- _Directions for this task_
Select all lines with the string "Predicted" in them, and copy those lines.

** Start Data records **

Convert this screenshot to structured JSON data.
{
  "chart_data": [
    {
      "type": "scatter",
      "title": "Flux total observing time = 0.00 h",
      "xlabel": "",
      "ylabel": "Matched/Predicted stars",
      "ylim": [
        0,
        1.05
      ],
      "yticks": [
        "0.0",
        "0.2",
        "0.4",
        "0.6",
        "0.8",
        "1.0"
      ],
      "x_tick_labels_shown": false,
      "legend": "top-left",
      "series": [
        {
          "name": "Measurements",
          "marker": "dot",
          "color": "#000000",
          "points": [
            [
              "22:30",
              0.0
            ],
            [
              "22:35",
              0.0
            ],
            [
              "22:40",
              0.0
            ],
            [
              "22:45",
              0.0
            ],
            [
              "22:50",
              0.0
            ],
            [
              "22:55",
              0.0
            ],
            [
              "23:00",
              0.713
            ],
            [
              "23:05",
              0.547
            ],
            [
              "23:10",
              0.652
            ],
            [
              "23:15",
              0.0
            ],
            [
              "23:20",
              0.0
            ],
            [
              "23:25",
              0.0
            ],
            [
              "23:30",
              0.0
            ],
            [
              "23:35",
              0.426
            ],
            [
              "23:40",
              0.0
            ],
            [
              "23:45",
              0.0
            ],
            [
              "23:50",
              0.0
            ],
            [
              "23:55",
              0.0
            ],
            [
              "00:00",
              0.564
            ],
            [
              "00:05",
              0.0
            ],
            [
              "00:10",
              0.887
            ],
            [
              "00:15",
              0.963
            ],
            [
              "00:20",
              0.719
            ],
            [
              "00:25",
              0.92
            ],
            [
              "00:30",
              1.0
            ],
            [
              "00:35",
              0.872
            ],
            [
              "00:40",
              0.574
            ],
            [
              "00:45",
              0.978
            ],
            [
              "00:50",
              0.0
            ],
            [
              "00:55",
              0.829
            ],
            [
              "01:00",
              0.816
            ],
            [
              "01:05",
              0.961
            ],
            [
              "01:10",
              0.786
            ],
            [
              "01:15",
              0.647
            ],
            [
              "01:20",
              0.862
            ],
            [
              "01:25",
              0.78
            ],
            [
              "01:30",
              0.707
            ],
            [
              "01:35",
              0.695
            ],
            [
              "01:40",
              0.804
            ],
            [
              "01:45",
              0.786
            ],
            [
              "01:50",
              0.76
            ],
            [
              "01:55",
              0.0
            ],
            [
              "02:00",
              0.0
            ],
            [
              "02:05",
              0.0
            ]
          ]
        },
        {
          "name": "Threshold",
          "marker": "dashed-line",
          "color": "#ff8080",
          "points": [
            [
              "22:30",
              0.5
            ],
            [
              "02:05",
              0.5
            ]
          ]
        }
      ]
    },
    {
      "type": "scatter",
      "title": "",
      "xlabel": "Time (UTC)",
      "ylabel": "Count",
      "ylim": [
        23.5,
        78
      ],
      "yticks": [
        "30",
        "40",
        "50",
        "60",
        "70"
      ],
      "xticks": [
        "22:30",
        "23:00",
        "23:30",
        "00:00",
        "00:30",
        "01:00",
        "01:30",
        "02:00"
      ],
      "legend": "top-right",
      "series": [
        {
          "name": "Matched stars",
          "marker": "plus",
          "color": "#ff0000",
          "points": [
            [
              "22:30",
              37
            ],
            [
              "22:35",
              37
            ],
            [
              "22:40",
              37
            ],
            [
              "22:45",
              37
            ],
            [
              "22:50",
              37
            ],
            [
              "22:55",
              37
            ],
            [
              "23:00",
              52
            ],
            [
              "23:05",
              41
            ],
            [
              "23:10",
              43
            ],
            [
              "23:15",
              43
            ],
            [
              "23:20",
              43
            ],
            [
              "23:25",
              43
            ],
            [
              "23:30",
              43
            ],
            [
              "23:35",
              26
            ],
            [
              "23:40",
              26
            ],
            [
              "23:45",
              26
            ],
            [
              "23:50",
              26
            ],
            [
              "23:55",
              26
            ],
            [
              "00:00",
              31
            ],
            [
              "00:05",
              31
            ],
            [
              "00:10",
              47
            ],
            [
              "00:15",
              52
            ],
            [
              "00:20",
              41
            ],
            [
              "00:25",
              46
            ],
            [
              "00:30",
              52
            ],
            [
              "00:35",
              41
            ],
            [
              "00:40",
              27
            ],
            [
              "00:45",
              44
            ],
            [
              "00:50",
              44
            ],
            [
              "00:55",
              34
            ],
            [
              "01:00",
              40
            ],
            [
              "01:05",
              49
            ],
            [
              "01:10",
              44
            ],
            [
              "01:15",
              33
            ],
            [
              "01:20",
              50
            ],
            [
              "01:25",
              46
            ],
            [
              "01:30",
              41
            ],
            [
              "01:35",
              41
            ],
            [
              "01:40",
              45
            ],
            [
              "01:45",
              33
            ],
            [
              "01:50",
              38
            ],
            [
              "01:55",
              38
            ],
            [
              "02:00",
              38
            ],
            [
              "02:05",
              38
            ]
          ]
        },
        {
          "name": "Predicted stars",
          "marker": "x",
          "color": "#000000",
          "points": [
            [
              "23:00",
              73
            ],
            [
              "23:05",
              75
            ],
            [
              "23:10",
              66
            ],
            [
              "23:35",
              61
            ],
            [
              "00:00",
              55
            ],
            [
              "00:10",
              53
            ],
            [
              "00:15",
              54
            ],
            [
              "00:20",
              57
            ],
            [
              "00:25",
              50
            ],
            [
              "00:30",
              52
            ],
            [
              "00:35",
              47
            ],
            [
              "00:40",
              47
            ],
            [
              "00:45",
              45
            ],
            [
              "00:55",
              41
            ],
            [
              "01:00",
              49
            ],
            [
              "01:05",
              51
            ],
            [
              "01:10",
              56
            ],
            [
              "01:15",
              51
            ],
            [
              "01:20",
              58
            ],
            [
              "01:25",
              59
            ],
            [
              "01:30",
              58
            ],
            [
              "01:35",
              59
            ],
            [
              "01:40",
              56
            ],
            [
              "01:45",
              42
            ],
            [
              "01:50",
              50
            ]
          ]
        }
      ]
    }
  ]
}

** End Data records **

- _Output below_
      "ylabel": "Matched/Predicted stars",
          "name": "Predicted stars",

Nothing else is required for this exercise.